TASK BRIEF: Tally the lines that contain the string "close" and state that total without comment.

Collected data entries:
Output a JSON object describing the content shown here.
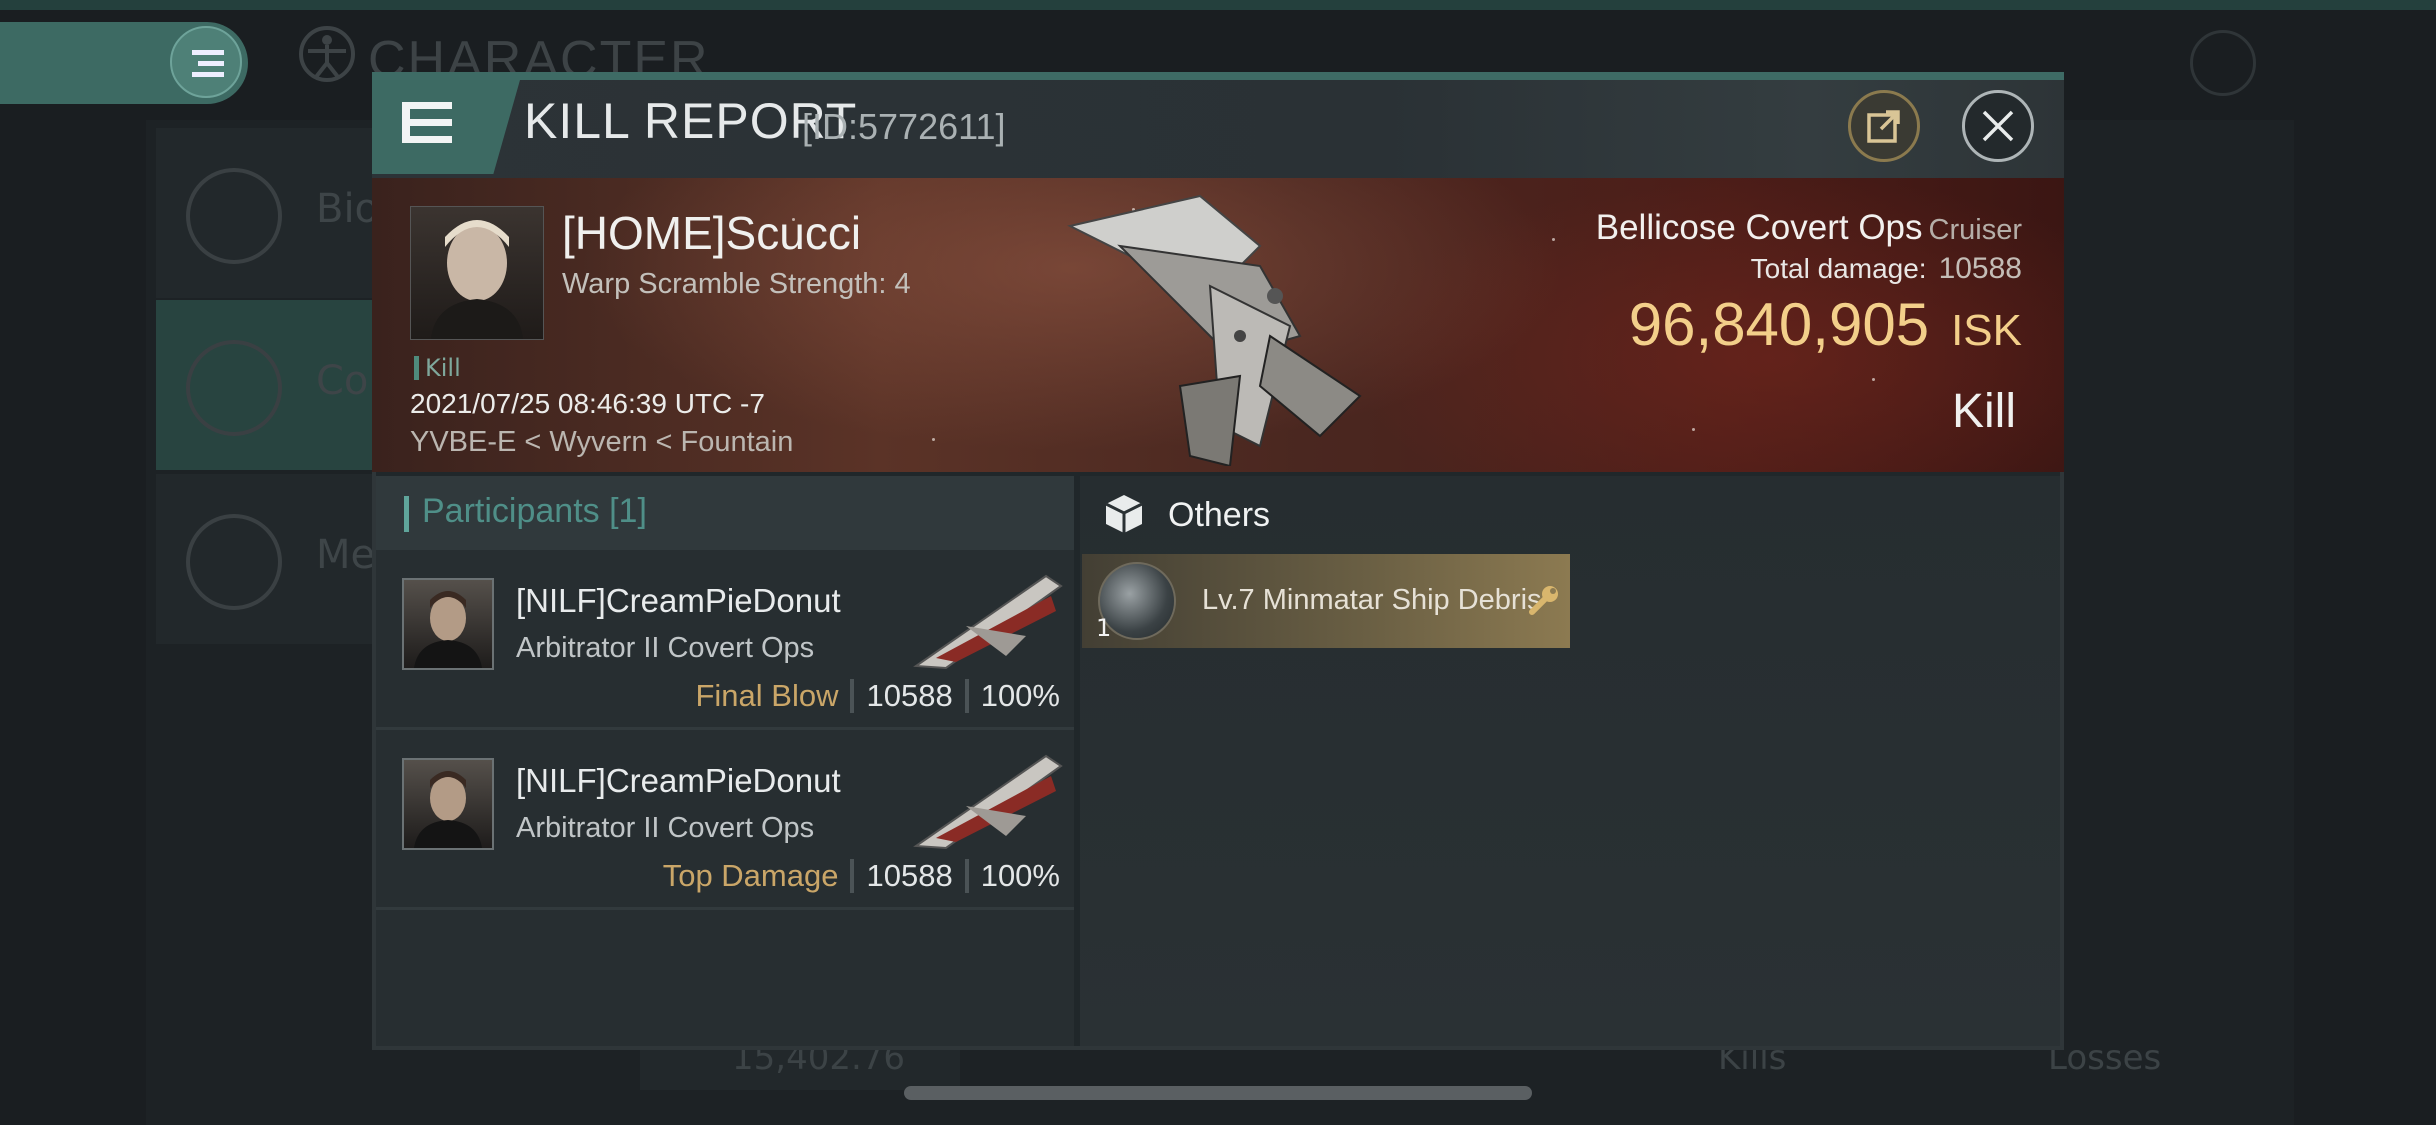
{
  "background": {
    "title": "CHARACTER",
    "sidebar": [
      {
        "label": "Bio"
      },
      {
        "label": "Co"
      },
      {
        "label": "Me"
      }
    ],
    "bottom_value": "15,402.76",
    "bottom_kills": "Kills",
    "bottom_losses": "Losses"
  },
  "modal": {
    "title": "KILL REPORT",
    "id": "[ID:5772611]"
  },
  "victim": {
    "pilot": "[HOME]Scucci",
    "warp": "Warp Scramble Strength: 4",
    "kill_tag": "Kill",
    "datetime": "2021/07/25 08:46:39 UTC -7",
    "location": "YVBE-E < Wyvern < Fountain",
    "ship": "Bellicose Covert Ops",
    "ship_class": "Cruiser",
    "total_damage_label": "Total damage:",
    "total_damage": "10588",
    "isk_value": "96,840,905",
    "isk_unit": "ISK",
    "result": "Kill"
  },
  "participants": {
    "header": "Participants [1]",
    "rows": [
      {
        "name": "[NILF]CreamPieDonut",
        "ship": "Arbitrator II Covert Ops",
        "tag": "Final Blow",
        "damage": "10588",
        "percent": "100%"
      },
      {
        "name": "[NILF]CreamPieDonut",
        "ship": "Arbitrator II Covert Ops",
        "tag": "Top Damage",
        "damage": "10588",
        "percent": "100%"
      }
    ]
  },
  "others": {
    "header": "Others",
    "items": [
      {
        "label": "Lv.7 Minmatar Ship Debris",
        "qty": "1"
      }
    ]
  },
  "colors": {
    "accent_teal": "#3d6a63",
    "isk_gold": "#f3cf8a",
    "tag_gold": "#caa668",
    "banner_red": "#5b3327"
  },
  "icons": [
    "menu-icon",
    "share-icon",
    "close-icon",
    "box-icon",
    "wrench-icon",
    "ship-icon",
    "vitruvian-icon"
  ]
}
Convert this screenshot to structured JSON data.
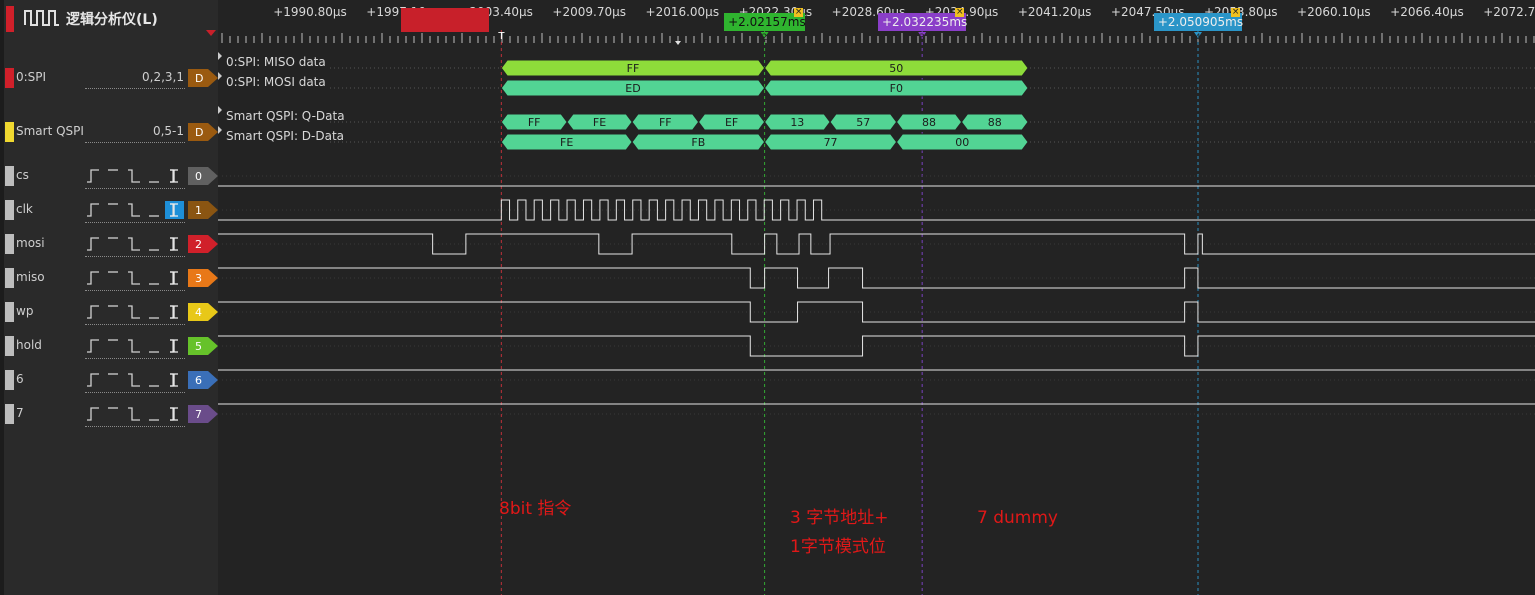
{
  "app": {
    "title": "逻辑分析仪(L)",
    "title_icon": "waveform-icon"
  },
  "ruler": {
    "labels": [
      {
        "text": "+1990.80µs",
        "at": 1990.8
      },
      {
        "text": "+1997.10µs",
        "at": 1997.1
      },
      {
        "text": "+2003.40µs",
        "at": 2003.4
      },
      {
        "text": "+2009.70µs",
        "at": 2009.7
      },
      {
        "text": "+2016.00µs",
        "at": 2016.0
      },
      {
        "text": "+2022.30µs",
        "at": 2022.3
      },
      {
        "text": "+2028.60µs",
        "at": 2028.6
      },
      {
        "text": "+2034.90µs",
        "at": 2034.9
      },
      {
        "text": "+2041.20µs",
        "at": 2041.2
      },
      {
        "text": "+2047.50µs",
        "at": 2047.5
      },
      {
        "text": "+2053.80µs",
        "at": 2053.8
      },
      {
        "text": "+2060.10µs",
        "at": 2060.1
      },
      {
        "text": "+2066.40µs",
        "at": 2066.4
      },
      {
        "text": "+2072.70µs",
        "at": 2072.7
      }
    ]
  },
  "cursors": [
    {
      "label": "+2.02157ms",
      "color": "#2fb42f",
      "line_color": "#33aa33",
      "at": 2021.57,
      "marker": "2"
    },
    {
      "label": "+2.032235ms",
      "color": "#8a3ec8",
      "line_color": "#7a42c0",
      "at": 2032.235,
      "marker": "3"
    },
    {
      "label": "+2.050905ms",
      "color": "#2a95c8",
      "line_color": "#2a8fc0",
      "at": 2050.905,
      "marker": "4"
    }
  ],
  "trigger": {
    "color": "#c8202a",
    "line_color": "#c0303a",
    "label": "T",
    "at": 2003.75
  },
  "protocols": [
    {
      "name": "0:SPI",
      "color": "#d0202a",
      "pins": "0,2,3,1",
      "badge": "D",
      "rows": [
        {
          "label": "0:SPI: MISO data",
          "color": "#8edc3a",
          "cells": [
            {
              "text": "FF",
              "t0": 2003.75,
              "t1": 2021.57
            },
            {
              "text": "50",
              "t0": 2021.57,
              "t1": 2039.4
            }
          ]
        },
        {
          "label": "0:SPI: MOSI data",
          "color": "#52d494",
          "cells": [
            {
              "text": "ED",
              "t0": 2003.75,
              "t1": 2021.57
            },
            {
              "text": "F0",
              "t0": 2021.57,
              "t1": 2039.4
            }
          ]
        }
      ]
    },
    {
      "name": "Smart QSPI",
      "color": "#f0d830",
      "pins": "0,5-1",
      "badge": "D",
      "rows": [
        {
          "label": "Smart QSPI: Q-Data",
          "color": "#52d494",
          "cells": [
            {
              "text": "FF",
              "t0": 2003.75,
              "t1": 2008.2
            },
            {
              "text": "FE",
              "t0": 2008.2,
              "t1": 2012.6
            },
            {
              "text": "FF",
              "t0": 2012.6,
              "t1": 2017.1
            },
            {
              "text": "EF",
              "t0": 2017.1,
              "t1": 2021.57
            },
            {
              "text": "13",
              "t0": 2021.57,
              "t1": 2026.0
            },
            {
              "text": "57",
              "t0": 2026.0,
              "t1": 2030.5
            },
            {
              "text": "88",
              "t0": 2030.5,
              "t1": 2034.9
            },
            {
              "text": "88",
              "t0": 2034.9,
              "t1": 2039.4
            }
          ]
        },
        {
          "label": "Smart QSPI: D-Data",
          "color": "#52d494",
          "cells": [
            {
              "text": "FE",
              "t0": 2003.75,
              "t1": 2012.6
            },
            {
              "text": "FB",
              "t0": 2012.6,
              "t1": 2021.57
            },
            {
              "text": "77",
              "t0": 2021.57,
              "t1": 2030.5
            },
            {
              "text": "00",
              "t0": 2030.5,
              "t1": 2039.4
            }
          ]
        }
      ]
    }
  ],
  "channels": [
    {
      "name": "cs",
      "index": "0",
      "color": "#606060",
      "active_trigger": false,
      "wave": [
        [
          1990.0,
          0
        ]
      ]
    },
    {
      "name": "clk",
      "index": "1",
      "color": "#8a5512",
      "active_trigger": true,
      "wave": "clock"
    },
    {
      "name": "mosi",
      "index": "2",
      "color": "#d0202a",
      "active_trigger": false,
      "wave": [
        [
          1990.0,
          1
        ],
        [
          1999.1,
          0
        ],
        [
          2001.35,
          1
        ],
        [
          2010.35,
          0
        ],
        [
          2012.6,
          1
        ],
        [
          2019.35,
          0
        ],
        [
          2021.57,
          1
        ],
        [
          2022.4,
          0
        ],
        [
          2023.9,
          1
        ],
        [
          2024.7,
          0
        ],
        [
          2026.0,
          1
        ],
        [
          2050.0,
          0
        ],
        [
          2050.9,
          1
        ],
        [
          2051.2,
          0
        ]
      ]
    },
    {
      "name": "miso",
      "index": "3",
      "color": "#e87818",
      "active_trigger": false,
      "wave": [
        [
          1990.0,
          1
        ],
        [
          2020.6,
          0
        ],
        [
          2021.57,
          1
        ],
        [
          2023.8,
          0
        ],
        [
          2025.9,
          1
        ],
        [
          2028.2,
          0
        ],
        [
          2050.0,
          1
        ],
        [
          2050.9,
          0
        ]
      ]
    },
    {
      "name": "wp",
      "index": "4",
      "color": "#e8c818",
      "active_trigger": false,
      "wave": [
        [
          1990.0,
          1
        ],
        [
          2020.6,
          0
        ],
        [
          2023.8,
          1
        ],
        [
          2028.2,
          0
        ],
        [
          2050.0,
          1
        ],
        [
          2050.9,
          0
        ]
      ]
    },
    {
      "name": "hold",
      "index": "5",
      "color": "#66c22a",
      "active_trigger": false,
      "wave": [
        [
          1990.0,
          1
        ],
        [
          2020.6,
          0
        ],
        [
          2028.2,
          1
        ],
        [
          2050.0,
          0
        ],
        [
          2050.9,
          1
        ],
        [
          2051.2,
          1
        ]
      ]
    },
    {
      "name": "6",
      "index": "6",
      "color": "#3a6fb8",
      "active_trigger": false,
      "wave": [
        [
          1990.0,
          1
        ]
      ]
    },
    {
      "name": "7",
      "index": "7",
      "color": "#6a4c8a",
      "active_trigger": false,
      "wave": [
        [
          1990.0,
          1
        ]
      ]
    }
  ],
  "clock": {
    "start": 2003.75,
    "half_period": 0.556,
    "cycles": 20
  },
  "annotations": [
    {
      "text": "8bit 指令",
      "color": "#e01818"
    },
    {
      "text": "3 字节地址+",
      "color": "#e01818"
    },
    {
      "text": "1字节模式位",
      "color": "#e01818"
    },
    {
      "text": "7 dummy",
      "color": "#e01818"
    }
  ]
}
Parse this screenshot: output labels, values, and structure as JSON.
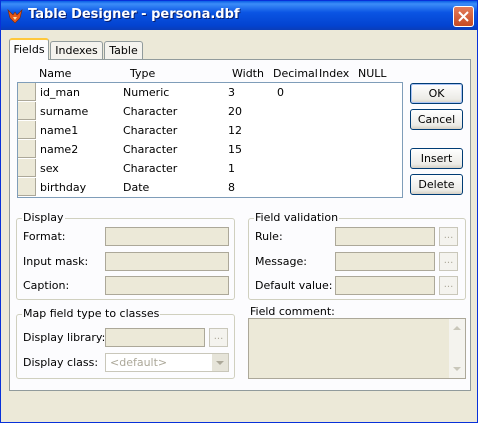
{
  "window": {
    "title": "Table Designer - persona.dbf"
  },
  "tabs": [
    {
      "label": "Fields",
      "active": true
    },
    {
      "label": "Indexes",
      "active": false
    },
    {
      "label": "Table",
      "active": false
    }
  ],
  "grid": {
    "headers": [
      "Name",
      "Type",
      "Width",
      "Decimal",
      "Index",
      "NULL"
    ],
    "rows": [
      {
        "name": "id_man",
        "type": "Numeric",
        "width": "3",
        "decimal": "0"
      },
      {
        "name": "surname",
        "type": "Character",
        "width": "20",
        "decimal": ""
      },
      {
        "name": "name1",
        "type": "Character",
        "width": "12",
        "decimal": ""
      },
      {
        "name": "name2",
        "type": "Character",
        "width": "15",
        "decimal": ""
      },
      {
        "name": "sex",
        "type": "Character",
        "width": "1",
        "decimal": ""
      },
      {
        "name": "birthday",
        "type": "Date",
        "width": "8",
        "decimal": ""
      }
    ]
  },
  "buttons": {
    "ok": "OK",
    "cancel": "Cancel",
    "insert": "Insert",
    "delete": "Delete"
  },
  "display": {
    "title": "Display",
    "format_label": "Format:",
    "input_mask_label": "Input mask:",
    "caption_label": "Caption:",
    "format_value": "",
    "input_mask_value": "",
    "caption_value": ""
  },
  "validation": {
    "title": "Field validation",
    "rule_label": "Rule:",
    "message_label": "Message:",
    "default_label": "Default value:",
    "ellipsis": "..."
  },
  "map": {
    "title": "Map field type to classes",
    "library_label": "Display library:",
    "class_label": "Display class:",
    "class_value": "<default>"
  },
  "comment": {
    "label": "Field comment:"
  },
  "icons": [
    "fox-app-icon",
    "close-icon",
    "scroll-up-icon",
    "scroll-down-icon",
    "dropdown-arrow-icon"
  ],
  "colors": {
    "titlebar": "#0A54E3",
    "face": "#ECE9D8",
    "panel": "#FCFCFE",
    "close": "#C64A23"
  }
}
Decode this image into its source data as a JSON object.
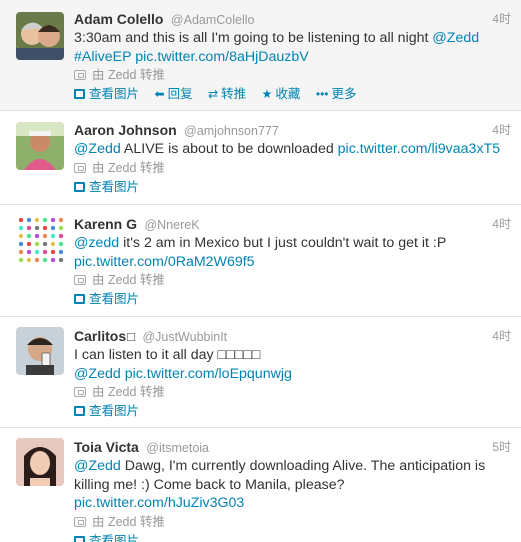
{
  "labels": {
    "view_photo": "查看图片",
    "reply": "回复",
    "retweet": "转推",
    "favorite": "收藏",
    "more": "更多",
    "retweeted_by": "由 Zedd 转推"
  },
  "icons": {
    "view_photo": "photo-icon",
    "reply": "reply-arrow-icon",
    "retweet": "retweet-arrows-icon",
    "favorite": "star-icon",
    "more": "ellipsis-icon",
    "retweeted": "retweet-small-icon"
  },
  "colors": {
    "link": "#0084b4",
    "muted": "#999999",
    "text": "#333333",
    "hover_bg": "#f5f5f5"
  },
  "tweets": [
    {
      "name": "Adam Colello",
      "handle": "@AdamColello",
      "time": "4时",
      "text": "3:30am and this is all I'm going to be listening to all night ",
      "mention": "@Zedd",
      "hashtag": "#AliveEP",
      "link": "pic.twitter.com/8aHjDauzbV"
    },
    {
      "name": "Aaron Johnson",
      "handle": "@amjohnson777",
      "time": "4时",
      "mention": "@Zedd",
      "text": " ALIVE is about to be downloaded ",
      "link": "pic.twitter.com/li9vaa3xT5"
    },
    {
      "name": "Karenn G",
      "handle": "@NnereK",
      "time": "4时",
      "mention": "@zedd",
      "text": " it's 2 am in Mexico but I just couldn't wait to get it :P",
      "link": "pic.twitter.com/0RaM2W69f5"
    },
    {
      "name": "Carlitos",
      "flag": "□",
      "handle": "@JustWubbinIt",
      "time": "4时",
      "text": "I can listen to it all day □□□□□",
      "mention": "@Zedd",
      "link": "pic.twitter.com/loEpqunwjg"
    },
    {
      "name": "Toia Victa",
      "handle": "@itsmetoia",
      "time": "5时",
      "mention": "@Zedd",
      "text": " Dawg, I'm currently downloading Alive. The anticipation is killing me! :) Come back to Manila, please?",
      "link": "pic.twitter.com/hJuZiv3G03"
    }
  ]
}
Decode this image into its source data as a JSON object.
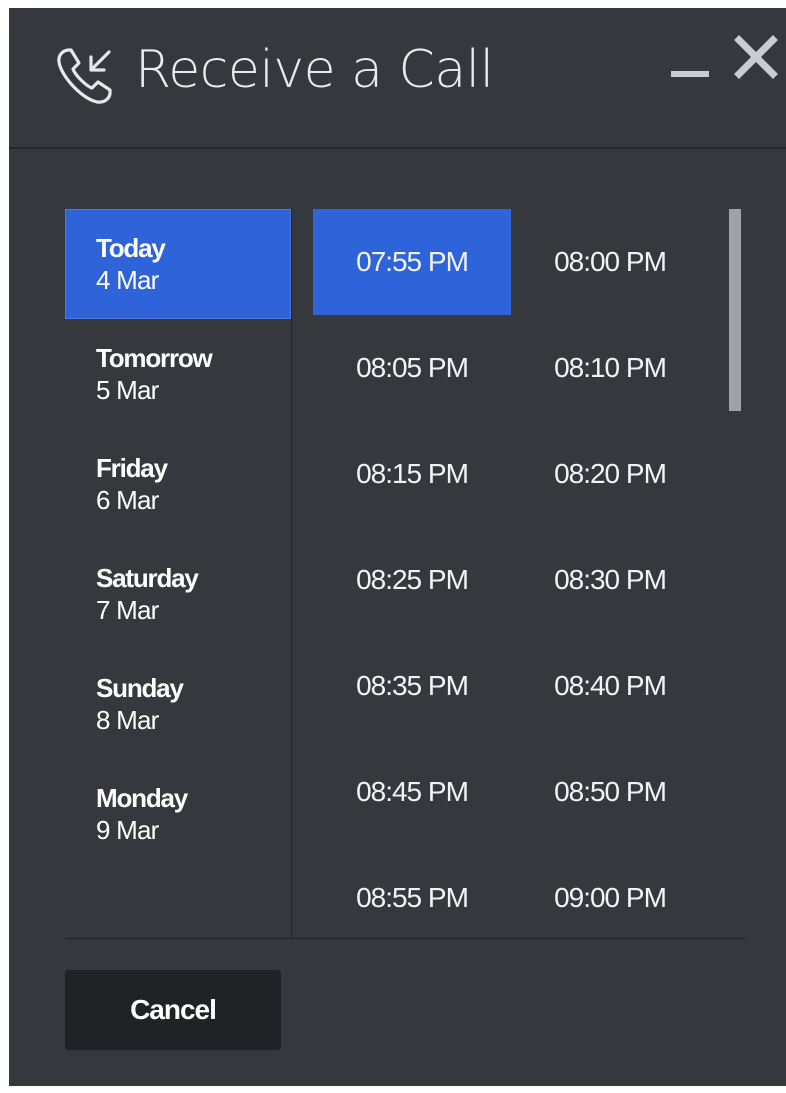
{
  "dialog": {
    "title": "Receive a Call",
    "icons": {
      "phone": "incoming-call-icon",
      "minimize": "minimize-icon",
      "close": "close-icon"
    }
  },
  "days": [
    {
      "name": "Today",
      "date": "4 Mar",
      "selected": true
    },
    {
      "name": "Tomorrow",
      "date": "5 Mar",
      "selected": false
    },
    {
      "name": "Friday",
      "date": "6 Mar",
      "selected": false
    },
    {
      "name": "Saturday",
      "date": "7 Mar",
      "selected": false
    },
    {
      "name": "Sunday",
      "date": "8 Mar",
      "selected": false
    },
    {
      "name": "Monday",
      "date": "9 Mar",
      "selected": false
    }
  ],
  "times": [
    "07:55 PM",
    "08:00 PM",
    "08:05 PM",
    "08:10 PM",
    "08:15 PM",
    "08:20 PM",
    "08:25 PM",
    "08:30 PM",
    "08:35 PM",
    "08:40 PM",
    "08:45 PM",
    "08:50 PM",
    "08:55 PM",
    "09:00 PM"
  ],
  "selected_time": "07:55 PM",
  "footer": {
    "cancel_label": "Cancel"
  },
  "colors": {
    "background": "#35393d",
    "accent": "#2e63d9",
    "button": "#202326",
    "text": "#ffffff"
  }
}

FINISHED EXERCISE: 4